### Task:
Print the data exactly as it is given, please.
╭──
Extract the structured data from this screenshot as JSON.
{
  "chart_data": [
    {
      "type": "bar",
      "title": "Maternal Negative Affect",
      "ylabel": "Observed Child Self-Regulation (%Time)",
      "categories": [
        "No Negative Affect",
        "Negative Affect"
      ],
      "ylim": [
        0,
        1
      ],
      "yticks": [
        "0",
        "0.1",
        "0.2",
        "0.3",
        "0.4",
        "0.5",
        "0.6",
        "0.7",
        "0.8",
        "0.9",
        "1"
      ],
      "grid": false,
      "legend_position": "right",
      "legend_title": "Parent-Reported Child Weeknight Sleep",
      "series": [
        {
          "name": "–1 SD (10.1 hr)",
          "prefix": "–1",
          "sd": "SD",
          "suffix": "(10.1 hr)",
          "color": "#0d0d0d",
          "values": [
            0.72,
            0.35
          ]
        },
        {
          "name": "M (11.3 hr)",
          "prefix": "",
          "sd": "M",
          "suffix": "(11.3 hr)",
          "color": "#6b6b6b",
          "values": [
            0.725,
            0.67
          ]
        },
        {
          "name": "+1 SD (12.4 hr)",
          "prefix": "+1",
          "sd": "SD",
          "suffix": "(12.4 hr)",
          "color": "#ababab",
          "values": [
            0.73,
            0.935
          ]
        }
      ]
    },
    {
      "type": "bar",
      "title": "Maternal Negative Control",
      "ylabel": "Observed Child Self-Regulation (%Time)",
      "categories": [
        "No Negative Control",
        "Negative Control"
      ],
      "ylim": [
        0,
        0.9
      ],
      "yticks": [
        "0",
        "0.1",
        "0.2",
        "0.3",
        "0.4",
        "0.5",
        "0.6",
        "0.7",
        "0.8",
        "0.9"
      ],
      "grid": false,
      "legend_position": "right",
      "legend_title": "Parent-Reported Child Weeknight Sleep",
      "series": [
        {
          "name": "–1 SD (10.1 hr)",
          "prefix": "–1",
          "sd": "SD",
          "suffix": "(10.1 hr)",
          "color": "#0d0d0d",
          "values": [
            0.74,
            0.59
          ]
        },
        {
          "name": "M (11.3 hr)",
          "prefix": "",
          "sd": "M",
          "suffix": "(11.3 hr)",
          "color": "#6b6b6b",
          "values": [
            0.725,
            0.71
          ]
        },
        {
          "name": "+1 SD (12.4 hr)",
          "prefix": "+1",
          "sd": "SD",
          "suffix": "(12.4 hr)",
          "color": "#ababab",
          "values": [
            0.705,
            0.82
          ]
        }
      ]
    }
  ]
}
╰──
### Result of the task:
Extract the structured data from this screenshot as JSON.
{
  "chart_data": [
    {
      "type": "bar",
      "title": "Maternal Negative Affect",
      "ylabel": "Observed Child Self-Regulation (%Time)",
      "categories": [
        "No Negative Affect",
        "Negative Affect"
      ],
      "ylim": [
        0,
        1
      ],
      "yticks": [
        "0",
        "0.1",
        "0.2",
        "0.3",
        "0.4",
        "0.5",
        "0.6",
        "0.7",
        "0.8",
        "0.9",
        "1"
      ],
      "grid": false,
      "legend_position": "right",
      "legend_title": "Parent-Reported Child Weeknight Sleep",
      "series": [
        {
          "name": "–1 SD (10.1 hr)",
          "prefix": "–1",
          "sd": "SD",
          "suffix": "(10.1 hr)",
          "color": "#0d0d0d",
          "values": [
            0.72,
            0.35
          ]
        },
        {
          "name": "M (11.3 hr)",
          "prefix": "",
          "sd": "M",
          "suffix": "(11.3 hr)",
          "color": "#6b6b6b",
          "values": [
            0.725,
            0.67
          ]
        },
        {
          "name": "+1 SD (12.4 hr)",
          "prefix": "+1",
          "sd": "SD",
          "suffix": "(12.4 hr)",
          "color": "#ababab",
          "values": [
            0.73,
            0.935
          ]
        }
      ]
    },
    {
      "type": "bar",
      "title": "Maternal Negative Control",
      "ylabel": "Observed Child Self-Regulation (%Time)",
      "categories": [
        "No Negative Control",
        "Negative Control"
      ],
      "ylim": [
        0,
        0.9
      ],
      "yticks": [
        "0",
        "0.1",
        "0.2",
        "0.3",
        "0.4",
        "0.5",
        "0.6",
        "0.7",
        "0.8",
        "0.9"
      ],
      "grid": false,
      "legend_position": "right",
      "legend_title": "Parent-Reported Child Weeknight Sleep",
      "series": [
        {
          "name": "–1 SD (10.1 hr)",
          "prefix": "–1",
          "sd": "SD",
          "suffix": "(10.1 hr)",
          "color": "#0d0d0d",
          "values": [
            0.74,
            0.59
          ]
        },
        {
          "name": "M (11.3 hr)",
          "prefix": "",
          "sd": "M",
          "suffix": "(11.3 hr)",
          "color": "#6b6b6b",
          "values": [
            0.725,
            0.71
          ]
        },
        {
          "name": "+1 SD (12.4 hr)",
          "prefix": "+1",
          "sd": "SD",
          "suffix": "(12.4 hr)",
          "color": "#ababab",
          "values": [
            0.705,
            0.82
          ]
        }
      ]
    }
  ]
}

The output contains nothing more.